> _Task to complete_
Look for "Bankat" in each line of the entries, and return the matching lines.
───── Supplied records ─────
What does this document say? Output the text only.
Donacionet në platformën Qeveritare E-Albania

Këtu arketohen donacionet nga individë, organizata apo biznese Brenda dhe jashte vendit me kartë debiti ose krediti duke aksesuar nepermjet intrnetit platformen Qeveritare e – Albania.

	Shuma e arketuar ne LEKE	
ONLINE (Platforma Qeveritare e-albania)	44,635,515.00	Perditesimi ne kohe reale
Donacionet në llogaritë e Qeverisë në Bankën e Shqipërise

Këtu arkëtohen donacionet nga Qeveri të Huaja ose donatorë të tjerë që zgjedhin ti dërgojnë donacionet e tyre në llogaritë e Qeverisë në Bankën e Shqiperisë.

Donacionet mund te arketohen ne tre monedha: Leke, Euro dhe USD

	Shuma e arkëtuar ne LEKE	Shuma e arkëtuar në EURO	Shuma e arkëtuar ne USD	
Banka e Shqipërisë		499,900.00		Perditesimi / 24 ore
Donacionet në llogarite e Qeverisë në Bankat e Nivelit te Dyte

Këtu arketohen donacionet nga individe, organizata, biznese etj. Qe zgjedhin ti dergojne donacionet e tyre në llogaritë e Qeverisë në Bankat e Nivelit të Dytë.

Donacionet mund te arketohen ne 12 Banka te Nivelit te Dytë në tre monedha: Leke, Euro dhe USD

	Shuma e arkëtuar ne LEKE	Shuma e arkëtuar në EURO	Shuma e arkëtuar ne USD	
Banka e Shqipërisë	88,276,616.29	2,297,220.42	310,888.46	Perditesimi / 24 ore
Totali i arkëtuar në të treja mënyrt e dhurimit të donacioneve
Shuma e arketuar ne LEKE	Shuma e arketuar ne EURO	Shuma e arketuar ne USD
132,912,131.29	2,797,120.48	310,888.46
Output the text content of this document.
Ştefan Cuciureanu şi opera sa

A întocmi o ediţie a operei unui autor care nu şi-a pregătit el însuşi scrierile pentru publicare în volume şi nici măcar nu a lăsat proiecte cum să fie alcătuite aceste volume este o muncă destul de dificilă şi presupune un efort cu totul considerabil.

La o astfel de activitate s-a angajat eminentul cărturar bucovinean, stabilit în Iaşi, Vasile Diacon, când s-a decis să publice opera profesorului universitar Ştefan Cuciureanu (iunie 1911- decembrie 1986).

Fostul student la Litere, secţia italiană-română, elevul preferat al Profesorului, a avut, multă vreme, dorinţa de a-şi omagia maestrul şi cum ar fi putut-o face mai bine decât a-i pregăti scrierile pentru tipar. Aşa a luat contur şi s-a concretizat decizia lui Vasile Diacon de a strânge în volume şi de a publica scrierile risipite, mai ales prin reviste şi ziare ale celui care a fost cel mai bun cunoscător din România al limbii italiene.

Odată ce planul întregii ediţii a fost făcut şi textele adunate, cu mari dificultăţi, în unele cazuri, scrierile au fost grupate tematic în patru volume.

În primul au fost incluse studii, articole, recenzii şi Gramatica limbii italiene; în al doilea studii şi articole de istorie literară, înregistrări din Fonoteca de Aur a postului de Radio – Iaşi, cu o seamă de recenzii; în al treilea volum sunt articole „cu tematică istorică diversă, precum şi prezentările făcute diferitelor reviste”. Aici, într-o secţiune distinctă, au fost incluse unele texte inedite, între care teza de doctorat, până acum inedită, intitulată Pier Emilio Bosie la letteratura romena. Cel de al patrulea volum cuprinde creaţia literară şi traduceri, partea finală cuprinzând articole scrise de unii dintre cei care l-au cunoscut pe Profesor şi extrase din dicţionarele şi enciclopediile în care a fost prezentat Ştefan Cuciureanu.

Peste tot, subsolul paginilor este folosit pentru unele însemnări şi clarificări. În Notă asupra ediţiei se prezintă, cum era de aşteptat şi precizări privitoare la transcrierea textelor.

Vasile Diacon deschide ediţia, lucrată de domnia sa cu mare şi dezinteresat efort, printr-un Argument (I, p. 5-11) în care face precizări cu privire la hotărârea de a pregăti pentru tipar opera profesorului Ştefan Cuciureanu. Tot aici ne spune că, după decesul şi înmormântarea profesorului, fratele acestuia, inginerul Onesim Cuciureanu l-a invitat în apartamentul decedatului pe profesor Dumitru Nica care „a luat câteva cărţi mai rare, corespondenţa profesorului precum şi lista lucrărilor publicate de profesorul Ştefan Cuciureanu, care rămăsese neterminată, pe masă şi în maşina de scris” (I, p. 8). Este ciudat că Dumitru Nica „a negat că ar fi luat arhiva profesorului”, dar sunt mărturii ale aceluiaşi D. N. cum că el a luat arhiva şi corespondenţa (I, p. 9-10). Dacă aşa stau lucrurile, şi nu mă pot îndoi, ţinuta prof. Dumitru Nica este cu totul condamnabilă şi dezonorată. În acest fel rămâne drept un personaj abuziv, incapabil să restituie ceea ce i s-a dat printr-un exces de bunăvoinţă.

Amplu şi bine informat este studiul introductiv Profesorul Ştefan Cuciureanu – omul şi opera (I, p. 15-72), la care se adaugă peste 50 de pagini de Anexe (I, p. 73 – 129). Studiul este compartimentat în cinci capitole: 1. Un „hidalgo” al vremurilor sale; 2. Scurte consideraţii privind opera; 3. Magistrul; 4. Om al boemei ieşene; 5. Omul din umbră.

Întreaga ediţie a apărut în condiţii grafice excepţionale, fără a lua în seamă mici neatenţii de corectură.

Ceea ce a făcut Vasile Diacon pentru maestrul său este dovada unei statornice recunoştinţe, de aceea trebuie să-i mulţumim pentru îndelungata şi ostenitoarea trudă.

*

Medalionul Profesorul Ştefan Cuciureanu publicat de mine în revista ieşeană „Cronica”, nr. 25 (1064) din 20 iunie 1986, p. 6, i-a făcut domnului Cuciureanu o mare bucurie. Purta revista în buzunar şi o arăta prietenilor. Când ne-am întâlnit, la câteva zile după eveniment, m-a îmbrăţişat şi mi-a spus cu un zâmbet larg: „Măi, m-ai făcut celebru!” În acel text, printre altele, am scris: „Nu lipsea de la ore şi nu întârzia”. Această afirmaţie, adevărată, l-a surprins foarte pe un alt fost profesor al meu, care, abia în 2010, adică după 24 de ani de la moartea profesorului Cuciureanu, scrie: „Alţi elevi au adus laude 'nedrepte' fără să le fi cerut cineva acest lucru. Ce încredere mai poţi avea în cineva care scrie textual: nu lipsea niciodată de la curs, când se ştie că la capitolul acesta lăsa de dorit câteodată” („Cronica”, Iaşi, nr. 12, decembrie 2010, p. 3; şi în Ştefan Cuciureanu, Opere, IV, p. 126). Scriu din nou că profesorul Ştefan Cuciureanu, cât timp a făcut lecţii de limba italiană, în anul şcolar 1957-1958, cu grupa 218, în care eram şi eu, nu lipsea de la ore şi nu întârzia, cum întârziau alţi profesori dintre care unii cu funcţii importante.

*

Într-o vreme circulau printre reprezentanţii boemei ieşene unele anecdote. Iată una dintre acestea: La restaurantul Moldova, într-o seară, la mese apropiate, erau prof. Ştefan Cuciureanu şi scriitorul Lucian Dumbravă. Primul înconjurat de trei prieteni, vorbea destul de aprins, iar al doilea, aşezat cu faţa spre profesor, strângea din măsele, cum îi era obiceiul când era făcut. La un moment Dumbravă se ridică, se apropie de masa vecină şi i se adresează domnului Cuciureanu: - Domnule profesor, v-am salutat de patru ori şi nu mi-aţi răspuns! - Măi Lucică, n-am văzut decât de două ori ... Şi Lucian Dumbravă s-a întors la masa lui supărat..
─────
───── Supplied records ─────
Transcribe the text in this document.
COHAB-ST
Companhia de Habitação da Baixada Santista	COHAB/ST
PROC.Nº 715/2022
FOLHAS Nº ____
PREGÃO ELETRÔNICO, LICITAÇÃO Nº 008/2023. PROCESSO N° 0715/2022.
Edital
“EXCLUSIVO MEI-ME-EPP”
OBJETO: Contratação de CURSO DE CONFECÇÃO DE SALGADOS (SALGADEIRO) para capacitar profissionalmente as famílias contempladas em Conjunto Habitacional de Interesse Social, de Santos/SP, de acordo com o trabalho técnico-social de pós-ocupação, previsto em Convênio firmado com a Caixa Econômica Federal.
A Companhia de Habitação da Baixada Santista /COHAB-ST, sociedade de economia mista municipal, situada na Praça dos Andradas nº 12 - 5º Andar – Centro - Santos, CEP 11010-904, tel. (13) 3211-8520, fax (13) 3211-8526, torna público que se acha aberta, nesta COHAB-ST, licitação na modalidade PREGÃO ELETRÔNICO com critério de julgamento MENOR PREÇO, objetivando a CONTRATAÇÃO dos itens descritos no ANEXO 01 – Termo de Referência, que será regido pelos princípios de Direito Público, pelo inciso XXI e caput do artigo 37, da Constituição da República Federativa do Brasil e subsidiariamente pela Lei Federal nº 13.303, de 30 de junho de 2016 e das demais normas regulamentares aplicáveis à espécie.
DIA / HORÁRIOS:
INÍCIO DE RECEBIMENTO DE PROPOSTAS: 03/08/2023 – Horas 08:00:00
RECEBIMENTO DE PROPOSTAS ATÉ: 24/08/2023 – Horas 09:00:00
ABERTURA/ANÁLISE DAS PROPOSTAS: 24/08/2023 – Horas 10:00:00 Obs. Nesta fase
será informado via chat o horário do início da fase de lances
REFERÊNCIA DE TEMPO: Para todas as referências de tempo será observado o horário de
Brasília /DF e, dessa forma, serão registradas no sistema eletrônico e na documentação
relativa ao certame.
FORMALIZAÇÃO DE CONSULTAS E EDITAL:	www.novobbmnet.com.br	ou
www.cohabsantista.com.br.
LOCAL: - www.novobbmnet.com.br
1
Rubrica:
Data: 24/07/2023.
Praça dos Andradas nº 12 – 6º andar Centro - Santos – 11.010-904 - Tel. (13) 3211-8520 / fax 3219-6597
─────
───── Supplied records ─────
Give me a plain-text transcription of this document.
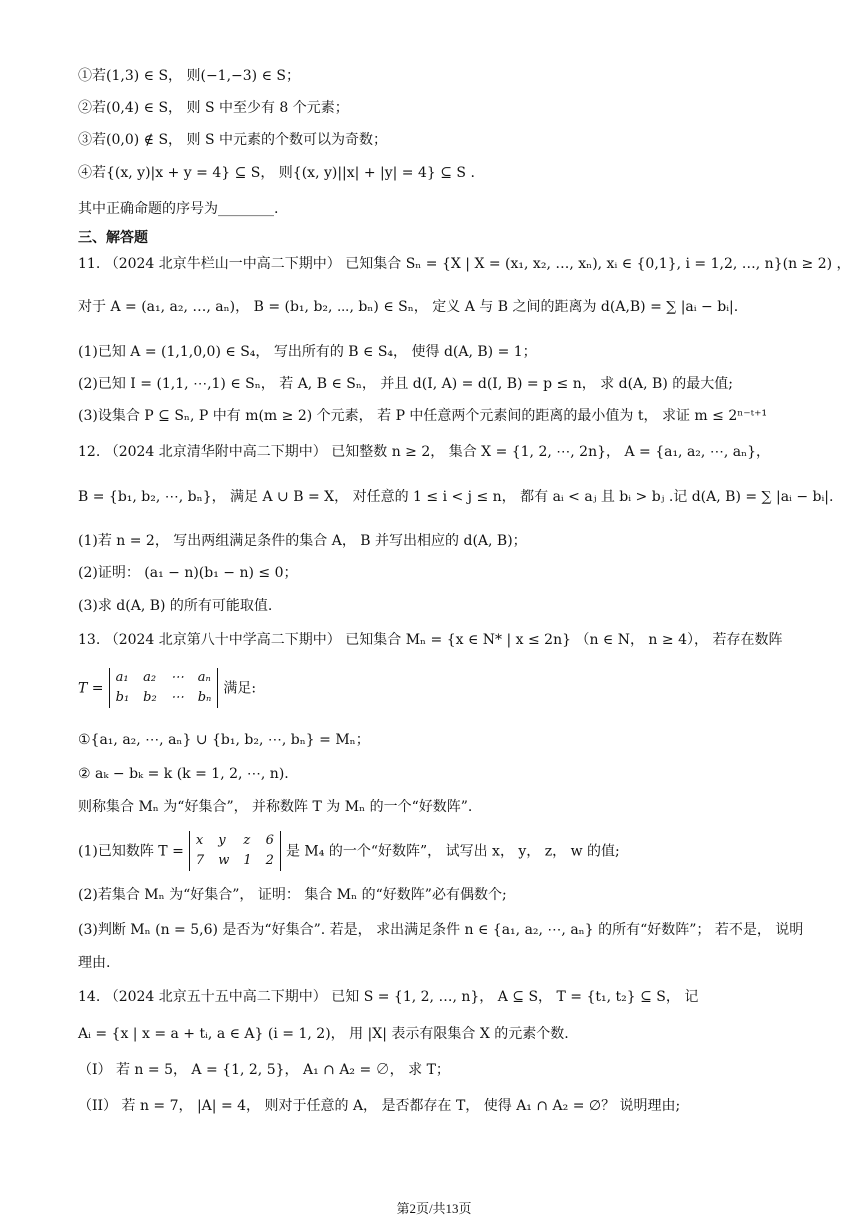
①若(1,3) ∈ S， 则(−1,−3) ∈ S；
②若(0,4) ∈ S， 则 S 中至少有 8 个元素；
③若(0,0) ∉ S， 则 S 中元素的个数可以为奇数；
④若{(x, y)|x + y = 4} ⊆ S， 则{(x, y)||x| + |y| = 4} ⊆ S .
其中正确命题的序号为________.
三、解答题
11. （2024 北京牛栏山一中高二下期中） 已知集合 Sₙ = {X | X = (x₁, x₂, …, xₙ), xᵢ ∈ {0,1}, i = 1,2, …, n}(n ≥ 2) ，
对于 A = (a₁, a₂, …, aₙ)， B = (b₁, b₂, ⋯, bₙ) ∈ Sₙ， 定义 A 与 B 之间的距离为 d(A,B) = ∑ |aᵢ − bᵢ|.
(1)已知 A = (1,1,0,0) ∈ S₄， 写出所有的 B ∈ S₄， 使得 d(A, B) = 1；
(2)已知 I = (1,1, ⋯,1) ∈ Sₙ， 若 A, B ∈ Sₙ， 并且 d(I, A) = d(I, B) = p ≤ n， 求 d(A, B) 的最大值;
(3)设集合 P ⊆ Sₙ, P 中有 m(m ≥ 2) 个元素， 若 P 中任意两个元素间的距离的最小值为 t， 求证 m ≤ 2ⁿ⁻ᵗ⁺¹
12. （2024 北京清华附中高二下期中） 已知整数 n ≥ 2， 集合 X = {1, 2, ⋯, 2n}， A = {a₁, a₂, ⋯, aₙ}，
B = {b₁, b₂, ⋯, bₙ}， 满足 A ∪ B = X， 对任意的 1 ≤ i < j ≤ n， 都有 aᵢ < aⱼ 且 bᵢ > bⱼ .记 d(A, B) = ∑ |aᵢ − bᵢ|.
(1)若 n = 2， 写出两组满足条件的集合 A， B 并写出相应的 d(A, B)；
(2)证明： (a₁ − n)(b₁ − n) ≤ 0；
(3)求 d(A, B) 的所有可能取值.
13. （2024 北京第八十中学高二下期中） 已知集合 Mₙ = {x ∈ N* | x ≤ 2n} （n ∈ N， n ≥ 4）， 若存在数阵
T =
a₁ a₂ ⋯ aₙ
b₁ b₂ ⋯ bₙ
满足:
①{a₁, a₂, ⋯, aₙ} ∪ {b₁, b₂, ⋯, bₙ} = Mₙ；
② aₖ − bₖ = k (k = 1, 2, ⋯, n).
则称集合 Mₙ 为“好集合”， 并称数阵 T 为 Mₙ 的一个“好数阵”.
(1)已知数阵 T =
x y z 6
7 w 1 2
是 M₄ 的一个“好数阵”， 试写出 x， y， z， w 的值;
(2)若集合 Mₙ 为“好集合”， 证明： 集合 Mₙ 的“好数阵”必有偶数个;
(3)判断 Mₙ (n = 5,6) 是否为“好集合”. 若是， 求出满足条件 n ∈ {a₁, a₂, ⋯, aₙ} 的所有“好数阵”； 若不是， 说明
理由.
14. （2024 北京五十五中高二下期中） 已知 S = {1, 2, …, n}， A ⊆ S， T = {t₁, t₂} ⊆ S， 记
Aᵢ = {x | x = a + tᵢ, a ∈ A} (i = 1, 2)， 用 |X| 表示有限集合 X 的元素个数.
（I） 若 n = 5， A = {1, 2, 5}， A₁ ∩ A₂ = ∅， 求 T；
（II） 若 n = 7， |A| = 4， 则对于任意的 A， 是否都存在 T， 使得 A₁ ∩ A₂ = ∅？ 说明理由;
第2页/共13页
─────
> _Solution to this task_
Donacionet në llogarite e Qeverisë në Bankat e Nivelit te Dyte
Këtu arketohen donacionet nga individe, organizata, biznese etj. Qe zgjedhin ti dergojne donacionet e tyre në llogaritë e Qeverisë në Bankat e Nivelit të Dytë.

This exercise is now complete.